## [WRITTEN TASK]
Reproduce the data verbatim, from its first line through the line containing "banner-tag: 限时兑换 6.24-6.30", with both of those lines included.

Dataset records:
----

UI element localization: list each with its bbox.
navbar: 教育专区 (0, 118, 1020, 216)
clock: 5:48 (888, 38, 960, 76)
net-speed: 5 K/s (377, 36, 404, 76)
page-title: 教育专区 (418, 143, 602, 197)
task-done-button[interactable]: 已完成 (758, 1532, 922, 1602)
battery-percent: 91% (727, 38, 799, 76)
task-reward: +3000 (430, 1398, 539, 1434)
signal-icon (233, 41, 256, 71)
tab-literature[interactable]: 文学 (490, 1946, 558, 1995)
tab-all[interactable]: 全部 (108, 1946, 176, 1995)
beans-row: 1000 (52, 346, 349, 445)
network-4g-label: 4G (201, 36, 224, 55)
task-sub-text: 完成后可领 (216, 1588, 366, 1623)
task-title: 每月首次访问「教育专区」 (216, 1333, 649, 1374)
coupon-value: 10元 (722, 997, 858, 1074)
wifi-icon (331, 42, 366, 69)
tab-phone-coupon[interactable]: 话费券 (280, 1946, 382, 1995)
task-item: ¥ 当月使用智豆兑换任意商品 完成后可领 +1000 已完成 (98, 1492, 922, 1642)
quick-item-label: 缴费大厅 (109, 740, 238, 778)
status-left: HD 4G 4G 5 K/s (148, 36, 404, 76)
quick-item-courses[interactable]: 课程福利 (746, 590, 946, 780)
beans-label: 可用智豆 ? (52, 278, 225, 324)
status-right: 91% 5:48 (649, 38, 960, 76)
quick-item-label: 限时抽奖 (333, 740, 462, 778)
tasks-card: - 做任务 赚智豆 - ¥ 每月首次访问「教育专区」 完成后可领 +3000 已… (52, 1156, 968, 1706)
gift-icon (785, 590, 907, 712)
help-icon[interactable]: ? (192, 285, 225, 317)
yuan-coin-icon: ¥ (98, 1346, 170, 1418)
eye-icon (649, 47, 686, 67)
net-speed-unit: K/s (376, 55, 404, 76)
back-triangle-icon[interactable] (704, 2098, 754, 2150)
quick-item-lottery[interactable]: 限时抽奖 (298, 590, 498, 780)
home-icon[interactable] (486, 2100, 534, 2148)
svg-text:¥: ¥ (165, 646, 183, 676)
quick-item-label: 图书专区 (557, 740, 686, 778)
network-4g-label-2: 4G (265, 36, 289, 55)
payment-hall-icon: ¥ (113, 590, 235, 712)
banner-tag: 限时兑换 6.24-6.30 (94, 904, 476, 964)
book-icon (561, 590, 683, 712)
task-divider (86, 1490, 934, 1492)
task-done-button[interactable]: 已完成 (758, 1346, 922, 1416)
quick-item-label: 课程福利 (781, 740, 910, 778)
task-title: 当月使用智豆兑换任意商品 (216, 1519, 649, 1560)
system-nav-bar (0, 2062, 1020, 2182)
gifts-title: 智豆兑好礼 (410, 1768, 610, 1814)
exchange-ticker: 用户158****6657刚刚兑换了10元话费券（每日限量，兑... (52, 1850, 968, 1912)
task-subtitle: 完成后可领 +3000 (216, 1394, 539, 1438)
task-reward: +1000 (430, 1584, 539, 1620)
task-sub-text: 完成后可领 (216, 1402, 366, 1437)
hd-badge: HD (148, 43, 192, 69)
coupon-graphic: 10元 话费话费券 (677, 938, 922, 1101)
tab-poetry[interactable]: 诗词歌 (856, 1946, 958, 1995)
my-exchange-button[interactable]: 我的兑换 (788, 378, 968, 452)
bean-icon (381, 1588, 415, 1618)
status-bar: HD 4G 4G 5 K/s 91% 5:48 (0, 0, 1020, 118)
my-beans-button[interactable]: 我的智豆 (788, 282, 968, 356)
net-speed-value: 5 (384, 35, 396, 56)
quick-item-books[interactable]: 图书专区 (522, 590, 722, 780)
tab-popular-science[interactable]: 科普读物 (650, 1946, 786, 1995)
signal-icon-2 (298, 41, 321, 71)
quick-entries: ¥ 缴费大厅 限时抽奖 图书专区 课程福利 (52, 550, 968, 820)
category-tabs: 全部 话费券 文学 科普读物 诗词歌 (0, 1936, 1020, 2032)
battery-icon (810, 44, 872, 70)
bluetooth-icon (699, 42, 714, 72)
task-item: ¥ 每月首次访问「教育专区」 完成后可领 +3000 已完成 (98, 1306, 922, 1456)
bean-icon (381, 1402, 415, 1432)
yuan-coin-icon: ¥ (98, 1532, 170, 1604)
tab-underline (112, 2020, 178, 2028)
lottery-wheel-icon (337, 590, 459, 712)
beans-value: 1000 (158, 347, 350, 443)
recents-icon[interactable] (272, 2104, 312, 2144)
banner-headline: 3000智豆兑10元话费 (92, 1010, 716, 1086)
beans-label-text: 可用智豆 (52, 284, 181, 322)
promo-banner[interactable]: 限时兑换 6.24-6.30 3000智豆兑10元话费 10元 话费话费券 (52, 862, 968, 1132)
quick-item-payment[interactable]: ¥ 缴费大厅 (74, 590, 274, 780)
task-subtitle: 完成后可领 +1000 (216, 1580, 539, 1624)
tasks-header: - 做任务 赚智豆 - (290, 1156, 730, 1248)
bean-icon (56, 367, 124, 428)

----

## [THE COMPLETED TASK]
UI element localization: list each with its bbox.
navbar: 教育专区 (0, 118, 1020, 216)
clock: 5:48 (888, 38, 960, 76)
net-speed: 5 K/s (377, 36, 404, 76)
page-title: 教育专区 (418, 143, 602, 197)
task-done-button[interactable]: 已完成 (758, 1532, 922, 1602)
battery-percent: 91% (727, 38, 799, 76)
task-reward: +3000 (430, 1398, 539, 1434)
signal-icon (233, 41, 256, 71)
tab-literature[interactable]: 文学 (490, 1946, 558, 1995)
tab-all[interactable]: 全部 (108, 1946, 176, 1995)
beans-row: 1000 (52, 346, 349, 445)
network-4g-label: 4G (201, 36, 224, 55)
task-sub-text: 完成后可领 (216, 1588, 366, 1623)
task-title: 每月首次访问「教育专区」 (216, 1333, 649, 1374)
coupon-value: 10元 (722, 997, 858, 1074)
wifi-icon (331, 42, 366, 69)
tab-phone-coupon[interactable]: 话费券 (280, 1946, 382, 1995)
task-item: ¥ 当月使用智豆兑换任意商品 完成后可领 +1000 已完成 (98, 1492, 922, 1642)
quick-item-label: 缴费大厅 (109, 740, 238, 778)
status-left: HD 4G 4G 5 K/s (148, 36, 404, 76)
quick-item-courses[interactable]: 课程福利 (746, 590, 946, 780)
beans-label: 可用智豆 ? (52, 278, 225, 324)
status-right: 91% 5:48 (649, 38, 960, 76)
quick-item-label: 限时抽奖 (333, 740, 462, 778)
tasks-card: - 做任务 赚智豆 - ¥ 每月首次访问「教育专区」 完成后可领 +3000 已… (52, 1156, 968, 1706)
gift-icon (785, 590, 907, 712)
help-icon[interactable]: ? (192, 285, 225, 317)
yuan-coin-icon: ¥ (98, 1346, 170, 1418)
eye-icon (649, 47, 686, 67)
net-speed-unit: K/s (376, 55, 404, 76)
back-triangle-icon[interactable] (704, 2098, 754, 2150)
quick-item-lottery[interactable]: 限时抽奖 (298, 590, 498, 780)
home-icon[interactable] (486, 2100, 534, 2148)
svg-text:¥: ¥ (165, 646, 183, 676)
quick-item-label: 图书专区 (557, 740, 686, 778)
network-4g-label-2: 4G (265, 36, 289, 55)
payment-hall-icon: ¥ (113, 590, 235, 712)
banner-tag: 限时兑换 6.24-6.30 (94, 904, 476, 964)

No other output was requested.